_MATERIAL FOR THIS TASK_.
__________
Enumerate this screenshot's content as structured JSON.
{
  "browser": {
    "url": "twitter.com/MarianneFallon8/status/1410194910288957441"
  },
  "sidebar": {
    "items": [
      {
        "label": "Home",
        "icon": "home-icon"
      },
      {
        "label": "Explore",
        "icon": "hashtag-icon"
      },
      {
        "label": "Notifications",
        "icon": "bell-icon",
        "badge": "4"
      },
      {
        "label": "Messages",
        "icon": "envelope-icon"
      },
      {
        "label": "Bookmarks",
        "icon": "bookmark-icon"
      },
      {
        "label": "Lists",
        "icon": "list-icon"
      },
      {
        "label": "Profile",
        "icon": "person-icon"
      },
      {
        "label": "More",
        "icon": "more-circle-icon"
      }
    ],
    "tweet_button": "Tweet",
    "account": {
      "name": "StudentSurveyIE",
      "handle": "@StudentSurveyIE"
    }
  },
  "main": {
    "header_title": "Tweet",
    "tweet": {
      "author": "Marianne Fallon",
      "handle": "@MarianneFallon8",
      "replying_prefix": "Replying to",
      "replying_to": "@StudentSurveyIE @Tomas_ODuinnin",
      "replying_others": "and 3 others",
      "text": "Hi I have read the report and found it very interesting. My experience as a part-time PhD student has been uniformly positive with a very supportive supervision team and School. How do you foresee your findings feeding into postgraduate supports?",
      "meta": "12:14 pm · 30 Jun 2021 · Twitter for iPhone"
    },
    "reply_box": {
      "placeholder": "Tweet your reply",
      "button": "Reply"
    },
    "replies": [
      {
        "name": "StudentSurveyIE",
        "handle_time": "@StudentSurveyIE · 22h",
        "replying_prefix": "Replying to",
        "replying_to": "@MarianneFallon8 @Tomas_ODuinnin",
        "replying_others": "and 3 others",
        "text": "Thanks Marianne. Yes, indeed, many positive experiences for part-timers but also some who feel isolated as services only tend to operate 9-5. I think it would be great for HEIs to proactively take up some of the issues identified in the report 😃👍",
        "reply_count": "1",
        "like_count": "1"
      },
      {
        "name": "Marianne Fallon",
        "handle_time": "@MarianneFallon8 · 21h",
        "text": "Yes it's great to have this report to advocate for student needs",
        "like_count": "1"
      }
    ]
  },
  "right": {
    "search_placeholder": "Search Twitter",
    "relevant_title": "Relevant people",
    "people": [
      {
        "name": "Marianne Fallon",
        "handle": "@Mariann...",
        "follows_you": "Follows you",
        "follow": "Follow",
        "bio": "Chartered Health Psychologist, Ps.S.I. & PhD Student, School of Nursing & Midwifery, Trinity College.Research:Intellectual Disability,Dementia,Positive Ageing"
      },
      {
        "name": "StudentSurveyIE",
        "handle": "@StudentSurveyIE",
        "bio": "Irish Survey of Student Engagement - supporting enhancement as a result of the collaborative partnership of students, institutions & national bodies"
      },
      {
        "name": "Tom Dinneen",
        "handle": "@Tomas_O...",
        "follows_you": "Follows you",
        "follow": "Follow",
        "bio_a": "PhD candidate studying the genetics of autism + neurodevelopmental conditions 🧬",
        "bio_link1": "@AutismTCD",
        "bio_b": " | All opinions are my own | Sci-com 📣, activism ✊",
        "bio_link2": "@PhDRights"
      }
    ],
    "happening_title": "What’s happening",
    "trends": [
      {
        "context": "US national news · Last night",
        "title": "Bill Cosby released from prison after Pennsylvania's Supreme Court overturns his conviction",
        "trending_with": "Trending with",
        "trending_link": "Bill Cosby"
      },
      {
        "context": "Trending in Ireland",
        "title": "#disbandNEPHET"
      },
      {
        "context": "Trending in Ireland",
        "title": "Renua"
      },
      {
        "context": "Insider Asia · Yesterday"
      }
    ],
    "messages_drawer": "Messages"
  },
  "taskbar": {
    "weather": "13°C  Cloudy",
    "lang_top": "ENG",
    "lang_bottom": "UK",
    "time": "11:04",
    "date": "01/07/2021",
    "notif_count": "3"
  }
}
__________
Extract the data exactly as given.

_SOLUTION FOR THIS TASK_.
Enumerate this screenshot's content as structured JSON.
{
  "browser": {
    "url": "twitter.com/MarianneFallon8/status/1410194910288957441"
  },
  "sidebar": {
    "items": [
      {
        "label": "Home",
        "icon": "home-icon"
      },
      {
        "label": "Explore",
        "icon": "hashtag-icon"
      },
      {
        "label": "Notifications",
        "icon": "bell-icon",
        "badge": "4"
      },
      {
        "label": "Messages",
        "icon": "envelope-icon"
      },
      {
        "label": "Bookmarks",
        "icon": "bookmark-icon"
      },
      {
        "label": "Lists",
        "icon": "list-icon"
      },
      {
        "label": "Profile",
        "icon": "person-icon"
      },
      {
        "label": "More",
        "icon": "more-circle-icon"
      }
    ],
    "tweet_button": "Tweet",
    "account": {
      "name": "StudentSurveyIE",
      "handle": "@StudentSurveyIE"
    }
  },
  "main": {
    "header_title": "Tweet",
    "tweet": {
      "author": "Marianne Fallon",
      "handle": "@MarianneFallon8",
      "replying_prefix": "Replying to",
      "replying_to": "@StudentSurveyIE @Tomas_ODuinnin",
      "replying_others": "and 3 others",
      "text": "Hi I have read the report and found it very interesting. My experience as a part-time PhD student has been uniformly positive with a very supportive supervision team and School. How do you foresee your findings feeding into postgraduate supports?",
      "meta": "12:14 pm · 30 Jun 2021 · Twitter for iPhone"
    },
    "reply_box": {
      "placeholder": "Tweet your reply",
      "button": "Reply"
    },
    "replies": [
      {
        "name": "StudentSurveyIE",
        "handle_time": "@StudentSurveyIE · 22h",
        "replying_prefix": "Replying to",
        "replying_to": "@MarianneFallon8 @Tomas_ODuinnin",
        "replying_others": "and 3 others",
        "text": "Thanks Marianne. Yes, indeed, many positive experiences for part-timers but also some who feel isolated as services only tend to operate 9-5. I think it would be great for HEIs to proactively take up some of the issues identified in the report 😃👍",
        "reply_count": "1",
        "like_count": "1"
      },
      {
        "name": "Marianne Fallon",
        "handle_time": "@MarianneFallon8 · 21h",
        "text": "Yes it's great to have this report to advocate for student needs",
        "like_count": "1"
      }
    ]
  },
  "right": {
    "search_placeholder": "Search Twitter",
    "relevant_title": "Relevant people",
    "people": [
      {
        "name": "Marianne Fallon",
        "handle": "@Mariann...",
        "follows_you": "Follows you",
        "follow": "Follow",
        "bio": "Chartered Health Psychologist, Ps.S.I. & PhD Student, School of Nursing & Midwifery, Trinity College.Research:Intellectual Disability,Dementia,Positive Ageing"
      },
      {
        "name": "StudentSurveyIE",
        "handle": "@StudentSurveyIE",
        "bio": "Irish Survey of Student Engagement - supporting enhancement as a result of the collaborative partnership of students, institutions & national bodies"
      },
      {
        "name": "Tom Dinneen",
        "handle": "@Tomas_O...",
        "follows_you": "Follows you",
        "follow": "Follow",
        "bio_a": "PhD candidate studying the genetics of autism + neurodevelopmental conditions 🧬",
        "bio_link1": "@AutismTCD",
        "bio_b": " | All opinions are my own | Sci-com 📣, activism ✊",
        "bio_link2": "@PhDRights"
      }
    ],
    "happening_title": "What’s happening",
    "trends": [
      {
        "context": "US national news · Last night",
        "title": "Bill Cosby released from prison after Pennsylvania's Supreme Court overturns his conviction",
        "trending_with": "Trending with",
        "trending_link": "Bill Cosby"
      },
      {
        "context": "Trending in Ireland",
        "title": "#disbandNEPHET"
      },
      {
        "context": "Trending in Ireland",
        "title": "Renua"
      },
      {
        "context": "Insider Asia · Yesterday"
      }
    ],
    "messages_drawer": "Messages"
  },
  "taskbar": {
    "weather": "13°C  Cloudy",
    "lang_top": "ENG",
    "lang_bottom": "UK",
    "time": "11:04",
    "date": "01/07/2021",
    "notif_count": "3"
  }
}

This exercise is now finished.